EXTRACTED RECORDS:
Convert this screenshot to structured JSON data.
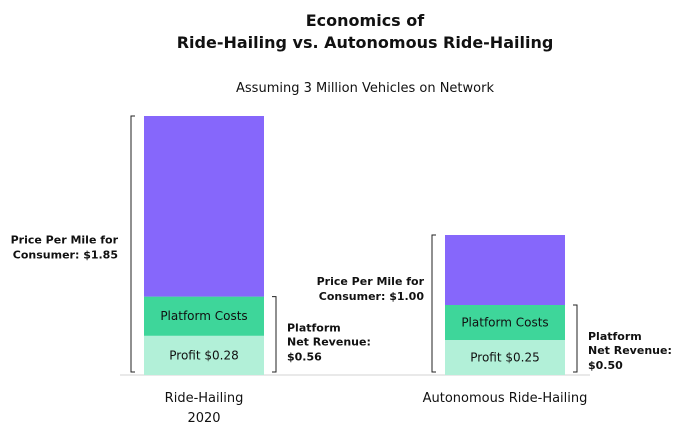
{
  "chart_data": {
    "type": "bar",
    "stacked": true,
    "title_line1": "Economics of",
    "title_line2": "Ride-Hailing vs. Autonomous Ride-Hailing",
    "subtitle": "Assuming 3 Million Vehicles on Network",
    "xlabel": "",
    "ylabel": "",
    "grid": false,
    "categories": [
      {
        "line1": "Ride-Hailing",
        "line2": "2020"
      },
      {
        "line1": "Autonomous Ride-Hailing",
        "line2": ""
      }
    ],
    "series": [
      {
        "key": "profit",
        "values": [
          0.28,
          0.25
        ],
        "color": "#b2f0d8"
      },
      {
        "key": "platform_costs",
        "values": [
          0.28,
          0.25
        ],
        "color": "#3ed69a"
      },
      {
        "key": "remainder",
        "values": [
          1.29,
          0.5
        ],
        "color": "#8667fb"
      }
    ],
    "totals": [
      1.85,
      1.0
    ],
    "segment_labels": {
      "profit": [
        "Profit $0.28",
        "Profit $0.25"
      ],
      "platform_costs": [
        "Platform Costs",
        "Platform Costs"
      ]
    },
    "annotations": {
      "price": [
        {
          "line1": "Price Per Mile for",
          "line2": "Consumer: $1.85"
        },
        {
          "line1": "Price Per Mile for",
          "line2": "Consumer: $1.00"
        }
      ],
      "net_revenue": [
        {
          "line1": "Platform",
          "line2": "Net Revenue:",
          "line3": "$0.56",
          "value": 0.56
        },
        {
          "line1": "Platform",
          "line2": "Net Revenue:",
          "line3": "$0.50",
          "value": 0.5
        }
      ]
    }
  }
}
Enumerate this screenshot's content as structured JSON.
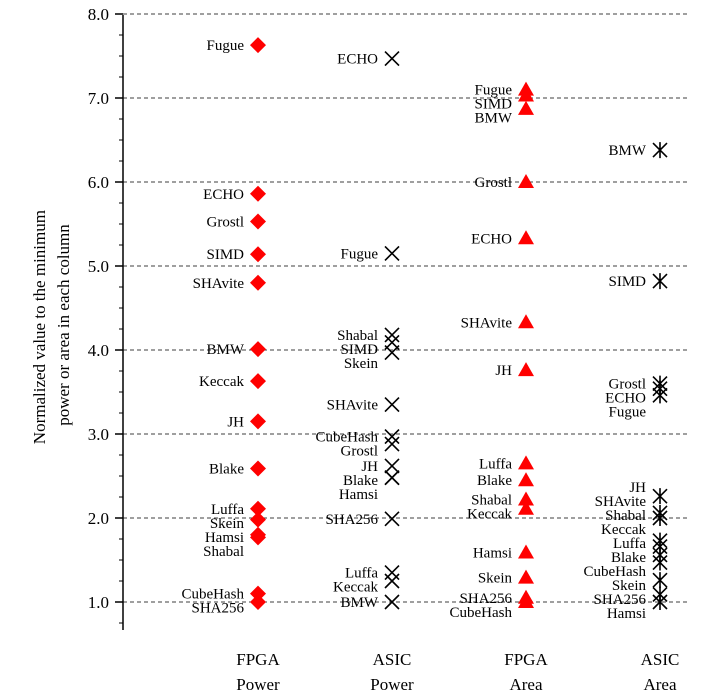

REQUIREMENTS: Take each line of the material that contains the word "JSON" and list it.

EXERCISE OUTPUT:
Convert this screenshot to structured JSON data.
Enumerate this screenshot's content as structured JSON.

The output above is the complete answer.